Exercise material:
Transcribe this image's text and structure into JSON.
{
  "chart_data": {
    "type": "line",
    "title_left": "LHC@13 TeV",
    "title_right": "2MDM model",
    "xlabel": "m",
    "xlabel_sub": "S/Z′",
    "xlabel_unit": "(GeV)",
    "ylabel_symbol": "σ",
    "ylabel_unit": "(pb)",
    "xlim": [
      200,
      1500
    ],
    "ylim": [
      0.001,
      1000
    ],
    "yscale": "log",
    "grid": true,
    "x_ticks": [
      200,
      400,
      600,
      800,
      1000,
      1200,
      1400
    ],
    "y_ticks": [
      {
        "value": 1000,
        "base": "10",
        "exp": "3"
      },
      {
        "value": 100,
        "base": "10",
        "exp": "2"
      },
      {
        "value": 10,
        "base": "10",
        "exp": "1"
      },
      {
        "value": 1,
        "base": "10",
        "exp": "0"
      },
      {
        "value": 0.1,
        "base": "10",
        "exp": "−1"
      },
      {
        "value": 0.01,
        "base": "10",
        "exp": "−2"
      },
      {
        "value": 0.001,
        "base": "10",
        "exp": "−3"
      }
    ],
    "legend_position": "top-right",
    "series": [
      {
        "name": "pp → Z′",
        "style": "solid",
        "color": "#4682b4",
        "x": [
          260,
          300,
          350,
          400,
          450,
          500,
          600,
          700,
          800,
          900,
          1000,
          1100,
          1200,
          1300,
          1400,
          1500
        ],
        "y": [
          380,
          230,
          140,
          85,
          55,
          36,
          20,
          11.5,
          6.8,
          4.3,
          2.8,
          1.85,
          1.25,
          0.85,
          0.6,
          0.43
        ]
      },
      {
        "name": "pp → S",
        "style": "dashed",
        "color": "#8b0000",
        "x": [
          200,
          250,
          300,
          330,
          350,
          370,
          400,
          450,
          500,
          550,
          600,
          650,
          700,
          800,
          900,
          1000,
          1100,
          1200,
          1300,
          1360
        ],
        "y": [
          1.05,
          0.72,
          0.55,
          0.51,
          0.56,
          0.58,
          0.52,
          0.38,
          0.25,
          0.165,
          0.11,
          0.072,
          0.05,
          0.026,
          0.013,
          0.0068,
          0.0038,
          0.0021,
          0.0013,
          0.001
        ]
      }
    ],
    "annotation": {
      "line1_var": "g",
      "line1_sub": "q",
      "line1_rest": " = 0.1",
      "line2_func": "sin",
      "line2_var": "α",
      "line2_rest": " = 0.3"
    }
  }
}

...

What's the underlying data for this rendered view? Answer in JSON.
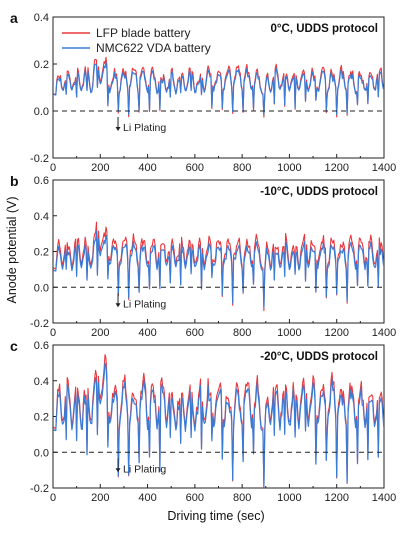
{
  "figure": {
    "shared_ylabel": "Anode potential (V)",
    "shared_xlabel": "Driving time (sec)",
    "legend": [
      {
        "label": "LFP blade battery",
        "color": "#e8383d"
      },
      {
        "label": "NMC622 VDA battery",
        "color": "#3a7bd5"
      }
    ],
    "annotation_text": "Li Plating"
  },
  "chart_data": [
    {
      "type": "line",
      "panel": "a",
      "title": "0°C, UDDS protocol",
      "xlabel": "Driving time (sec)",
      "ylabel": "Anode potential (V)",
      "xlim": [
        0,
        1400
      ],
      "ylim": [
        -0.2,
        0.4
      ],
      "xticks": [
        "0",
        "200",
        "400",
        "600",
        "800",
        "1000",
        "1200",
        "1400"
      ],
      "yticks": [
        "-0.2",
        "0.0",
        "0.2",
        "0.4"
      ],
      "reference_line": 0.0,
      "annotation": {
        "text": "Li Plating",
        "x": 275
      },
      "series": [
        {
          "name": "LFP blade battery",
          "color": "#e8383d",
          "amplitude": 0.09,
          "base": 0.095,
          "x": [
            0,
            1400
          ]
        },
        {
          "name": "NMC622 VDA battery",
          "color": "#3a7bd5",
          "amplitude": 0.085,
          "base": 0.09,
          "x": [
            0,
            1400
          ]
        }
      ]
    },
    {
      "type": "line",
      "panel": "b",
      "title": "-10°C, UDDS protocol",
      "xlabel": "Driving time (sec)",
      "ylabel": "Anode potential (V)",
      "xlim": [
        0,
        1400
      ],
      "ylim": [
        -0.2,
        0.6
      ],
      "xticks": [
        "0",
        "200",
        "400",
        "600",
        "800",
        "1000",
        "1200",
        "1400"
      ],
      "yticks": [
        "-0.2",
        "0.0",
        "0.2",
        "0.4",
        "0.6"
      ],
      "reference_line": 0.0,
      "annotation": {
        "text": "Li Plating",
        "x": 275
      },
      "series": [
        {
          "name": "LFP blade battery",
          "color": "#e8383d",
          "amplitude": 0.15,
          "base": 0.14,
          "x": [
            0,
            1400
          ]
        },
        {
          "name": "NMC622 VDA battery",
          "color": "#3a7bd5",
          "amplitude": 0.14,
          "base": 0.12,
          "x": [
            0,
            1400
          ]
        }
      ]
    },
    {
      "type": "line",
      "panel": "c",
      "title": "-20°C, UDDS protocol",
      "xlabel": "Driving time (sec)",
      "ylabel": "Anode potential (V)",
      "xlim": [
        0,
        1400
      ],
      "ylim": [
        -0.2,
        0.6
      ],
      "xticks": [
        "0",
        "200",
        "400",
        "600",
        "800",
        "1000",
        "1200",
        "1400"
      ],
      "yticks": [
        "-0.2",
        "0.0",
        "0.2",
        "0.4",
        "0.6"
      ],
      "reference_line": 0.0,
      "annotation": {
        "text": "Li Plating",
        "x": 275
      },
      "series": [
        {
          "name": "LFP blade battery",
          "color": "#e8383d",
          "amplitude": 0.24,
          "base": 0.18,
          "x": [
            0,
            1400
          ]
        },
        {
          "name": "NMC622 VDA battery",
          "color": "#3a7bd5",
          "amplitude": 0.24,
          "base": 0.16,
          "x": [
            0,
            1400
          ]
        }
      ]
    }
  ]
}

Given task:
Which lines contain the word "protocol"? Copy each of them.

Exercise result:
      "title": "0°C, UDDS protocol",
      "title": "-10°C, UDDS protocol",
      "title": "-20°C, UDDS protocol",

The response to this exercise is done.